++++ Stored data ++++

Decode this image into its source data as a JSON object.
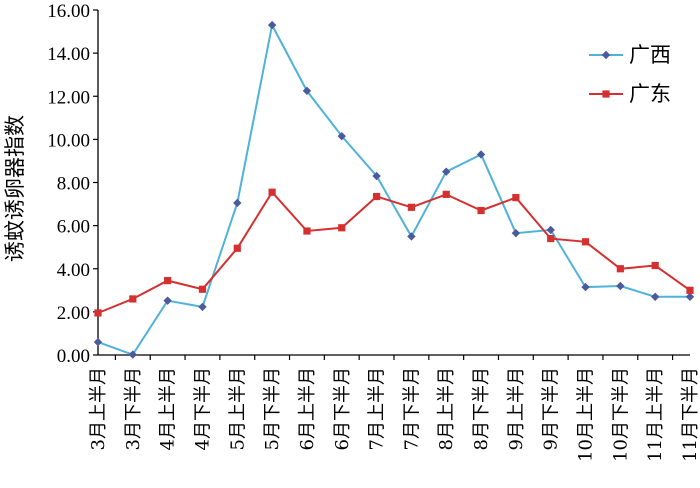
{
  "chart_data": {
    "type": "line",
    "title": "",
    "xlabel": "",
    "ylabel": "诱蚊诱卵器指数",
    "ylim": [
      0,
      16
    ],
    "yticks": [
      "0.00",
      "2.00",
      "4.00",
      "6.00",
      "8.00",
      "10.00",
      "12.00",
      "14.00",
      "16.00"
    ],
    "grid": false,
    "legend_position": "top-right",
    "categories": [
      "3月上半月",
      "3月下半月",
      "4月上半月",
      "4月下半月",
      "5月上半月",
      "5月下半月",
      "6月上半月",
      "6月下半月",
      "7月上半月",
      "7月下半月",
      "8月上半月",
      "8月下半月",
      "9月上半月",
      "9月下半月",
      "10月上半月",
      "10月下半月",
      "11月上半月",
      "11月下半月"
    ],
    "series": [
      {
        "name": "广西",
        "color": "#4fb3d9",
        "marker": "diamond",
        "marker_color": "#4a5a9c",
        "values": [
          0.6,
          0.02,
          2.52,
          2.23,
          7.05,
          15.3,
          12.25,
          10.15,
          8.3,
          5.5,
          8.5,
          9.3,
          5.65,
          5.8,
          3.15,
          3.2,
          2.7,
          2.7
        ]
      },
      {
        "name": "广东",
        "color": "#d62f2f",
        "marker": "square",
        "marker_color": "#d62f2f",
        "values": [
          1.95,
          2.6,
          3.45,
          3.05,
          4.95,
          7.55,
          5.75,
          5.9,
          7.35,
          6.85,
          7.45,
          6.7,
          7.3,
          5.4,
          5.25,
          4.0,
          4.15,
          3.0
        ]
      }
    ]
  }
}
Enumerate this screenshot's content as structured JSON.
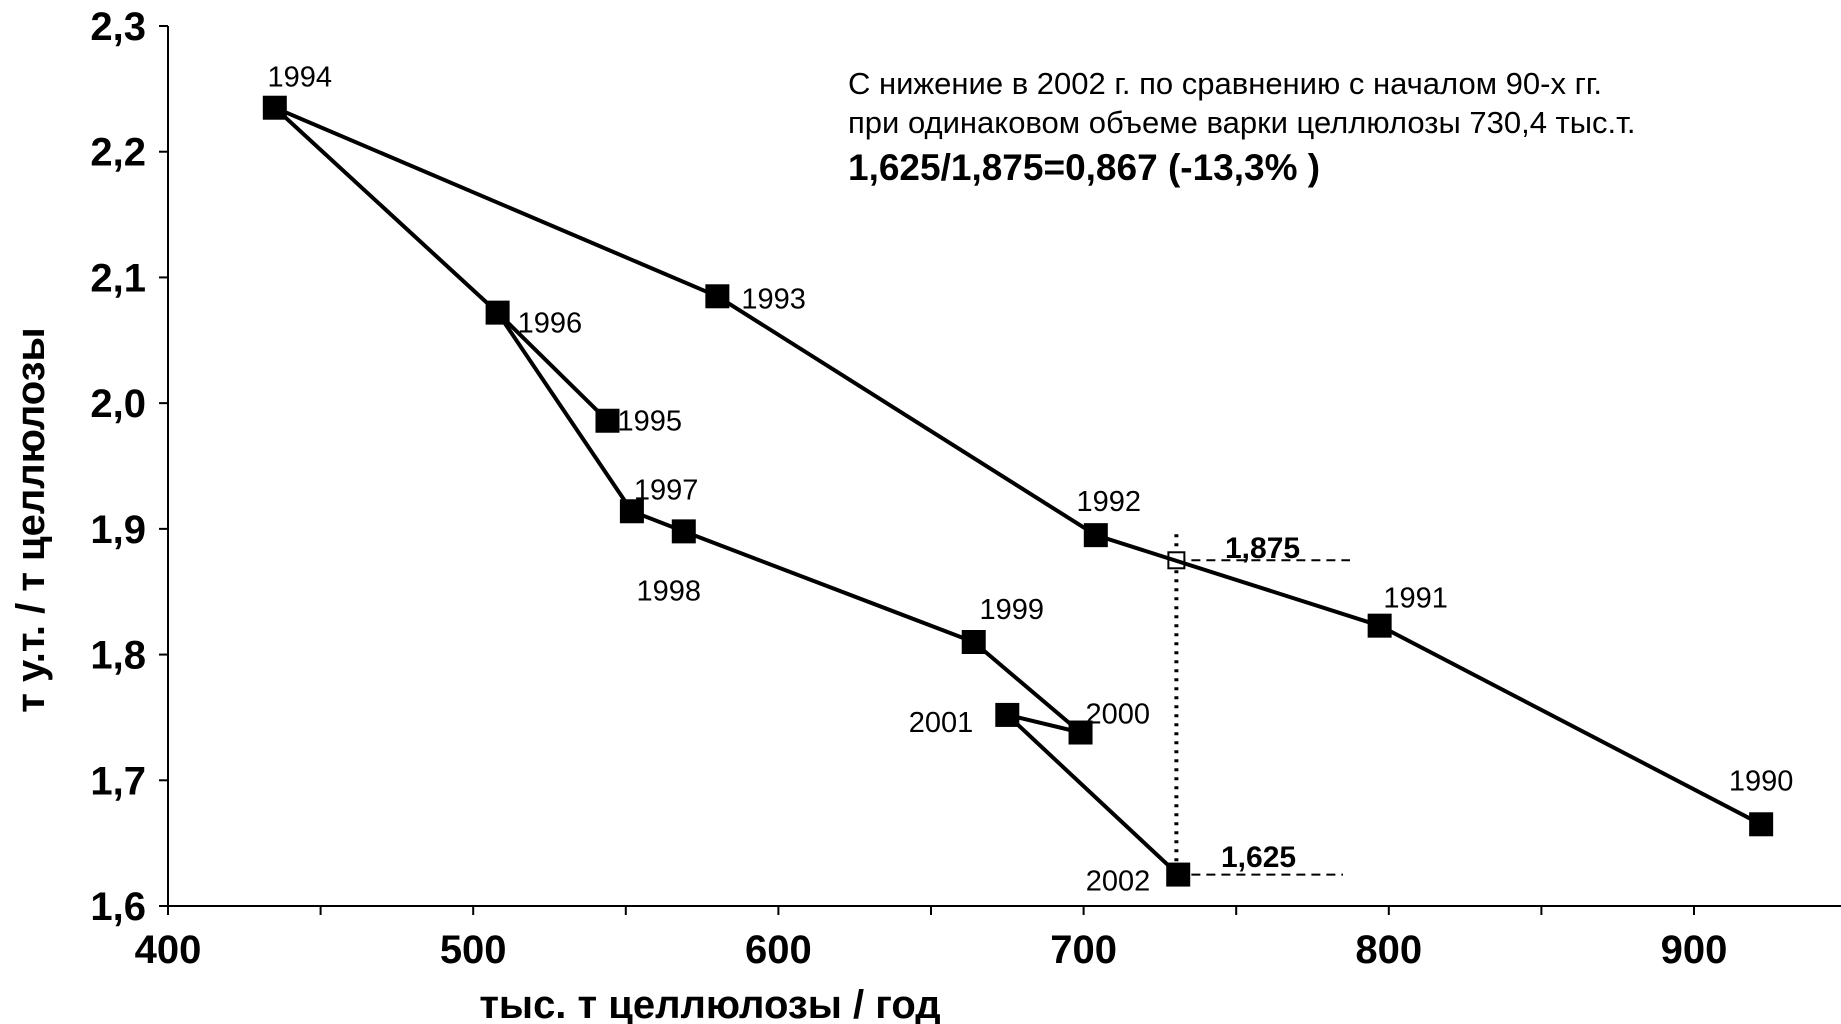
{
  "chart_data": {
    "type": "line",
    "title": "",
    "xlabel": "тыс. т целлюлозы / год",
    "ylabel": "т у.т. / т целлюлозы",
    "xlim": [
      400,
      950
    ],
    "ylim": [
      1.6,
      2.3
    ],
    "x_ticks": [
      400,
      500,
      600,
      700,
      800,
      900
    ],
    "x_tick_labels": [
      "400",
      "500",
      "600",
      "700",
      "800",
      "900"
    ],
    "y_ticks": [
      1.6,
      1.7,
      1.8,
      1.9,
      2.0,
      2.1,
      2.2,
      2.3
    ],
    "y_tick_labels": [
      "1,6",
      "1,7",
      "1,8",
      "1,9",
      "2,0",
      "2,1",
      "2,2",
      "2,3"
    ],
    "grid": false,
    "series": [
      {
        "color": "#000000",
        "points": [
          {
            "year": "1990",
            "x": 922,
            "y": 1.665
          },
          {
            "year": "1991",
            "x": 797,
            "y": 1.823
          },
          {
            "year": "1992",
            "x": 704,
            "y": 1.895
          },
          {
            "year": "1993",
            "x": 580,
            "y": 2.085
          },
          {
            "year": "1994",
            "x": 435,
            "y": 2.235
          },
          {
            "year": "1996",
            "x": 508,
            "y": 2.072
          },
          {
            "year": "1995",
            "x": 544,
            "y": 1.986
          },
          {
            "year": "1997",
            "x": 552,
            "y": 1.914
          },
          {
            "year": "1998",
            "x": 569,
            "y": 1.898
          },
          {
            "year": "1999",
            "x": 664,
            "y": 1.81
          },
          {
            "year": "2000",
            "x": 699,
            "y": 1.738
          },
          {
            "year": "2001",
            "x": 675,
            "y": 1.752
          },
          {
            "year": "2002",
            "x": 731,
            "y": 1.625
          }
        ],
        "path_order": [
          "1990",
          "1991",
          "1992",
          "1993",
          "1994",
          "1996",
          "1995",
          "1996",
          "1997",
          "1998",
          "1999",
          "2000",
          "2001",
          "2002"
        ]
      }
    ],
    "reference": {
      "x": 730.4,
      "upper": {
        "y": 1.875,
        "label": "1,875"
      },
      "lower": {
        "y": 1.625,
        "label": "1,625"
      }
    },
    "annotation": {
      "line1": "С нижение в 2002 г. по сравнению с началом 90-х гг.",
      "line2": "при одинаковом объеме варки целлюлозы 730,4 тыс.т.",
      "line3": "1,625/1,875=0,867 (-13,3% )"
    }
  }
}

++++

Written problem:
Make an exact copy of all the material, but keep the pictures out of it.

Completed task:
Decode this image into its source data as a JSON object.
{
  "chart_data": {
    "type": "line",
    "title": "",
    "xlabel": "",
    "ylabel": "诱蚊诱卵器指数",
    "ylim": [
      0,
      16
    ],
    "yticks": [
      "0.00",
      "2.00",
      "4.00",
      "6.00",
      "8.00",
      "10.00",
      "12.00",
      "14.00",
      "16.00"
    ],
    "grid": false,
    "legend_position": "top-right",
    "categories": [
      "3月上半月",
      "3月下半月",
      "4月上半月",
      "4月下半月",
      "5月上半月",
      "5月下半月",
      "6月上半月",
      "6月下半月",
      "7月上半月",
      "7月下半月",
      "8月上半月",
      "8月下半月",
      "9月上半月",
      "9月下半月",
      "10月上半月",
      "10月下半月",
      "11月上半月",
      "11月下半月"
    ],
    "series": [
      {
        "name": "广西",
        "color": "#4fb3d9",
        "marker": "diamond",
        "marker_color": "#4a5a9c",
        "values": [
          0.6,
          0.02,
          2.52,
          2.23,
          7.05,
          15.3,
          12.25,
          10.15,
          8.3,
          5.5,
          8.5,
          9.3,
          5.65,
          5.8,
          3.15,
          3.2,
          2.7,
          2.7
        ]
      },
      {
        "name": "广东",
        "color": "#d62f2f",
        "marker": "square",
        "marker_color": "#d62f2f",
        "values": [
          1.95,
          2.6,
          3.45,
          3.05,
          4.95,
          7.55,
          5.75,
          5.9,
          7.35,
          6.85,
          7.45,
          6.7,
          7.3,
          5.4,
          5.25,
          4.0,
          4.15,
          3.0
        ]
      }
    ]
  }
}
Enumerate this screenshot's content as structured JSON.
{
  "chart_data": {
    "type": "line",
    "title": "",
    "xlabel": "тыс. т целлюлозы / год",
    "ylabel": "т у.т. / т целлюлозы",
    "xlim": [
      400,
      950
    ],
    "ylim": [
      1.6,
      2.3
    ],
    "x_ticks": [
      400,
      500,
      600,
      700,
      800,
      900
    ],
    "x_tick_labels": [
      "400",
      "500",
      "600",
      "700",
      "800",
      "900"
    ],
    "y_ticks": [
      1.6,
      1.7,
      1.8,
      1.9,
      2.0,
      2.1,
      2.2,
      2.3
    ],
    "y_tick_labels": [
      "1,6",
      "1,7",
      "1,8",
      "1,9",
      "2,0",
      "2,1",
      "2,2",
      "2,3"
    ],
    "grid": false,
    "series": [
      {
        "color": "#000000",
        "points": [
          {
            "year": "1990",
            "x": 922,
            "y": 1.665
          },
          {
            "year": "1991",
            "x": 797,
            "y": 1.823
          },
          {
            "year": "1992",
            "x": 704,
            "y": 1.895
          },
          {
            "year": "1993",
            "x": 580,
            "y": 2.085
          },
          {
            "year": "1994",
            "x": 435,
            "y": 2.235
          },
          {
            "year": "1996",
            "x": 508,
            "y": 2.072
          },
          {
            "year": "1995",
            "x": 544,
            "y": 1.986
          },
          {
            "year": "1997",
            "x": 552,
            "y": 1.914
          },
          {
            "year": "1998",
            "x": 569,
            "y": 1.898
          },
          {
            "year": "1999",
            "x": 664,
            "y": 1.81
          },
          {
            "year": "2000",
            "x": 699,
            "y": 1.738
          },
          {
            "year": "2001",
            "x": 675,
            "y": 1.752
          },
          {
            "year": "2002",
            "x": 731,
            "y": 1.625
          }
        ],
        "path_order": [
          "1990",
          "1991",
          "1992",
          "1993",
          "1994",
          "1996",
          "1995",
          "1996",
          "1997",
          "1998",
          "1999",
          "2000",
          "2001",
          "2002"
        ]
      }
    ],
    "reference": {
      "x": 730.4,
      "upper": {
        "y": 1.875,
        "label": "1,875"
      },
      "lower": {
        "y": 1.625,
        "label": "1,625"
      }
    },
    "annotation": {
      "line1": "С нижение в 2002 г. по сравнению с началом 90-х гг.",
      "line2": "при одинаковом объеме варки целлюлозы 730,4 тыс.т.",
      "line3": "1,625/1,875=0,867 (-13,3% )"
    }
  }
}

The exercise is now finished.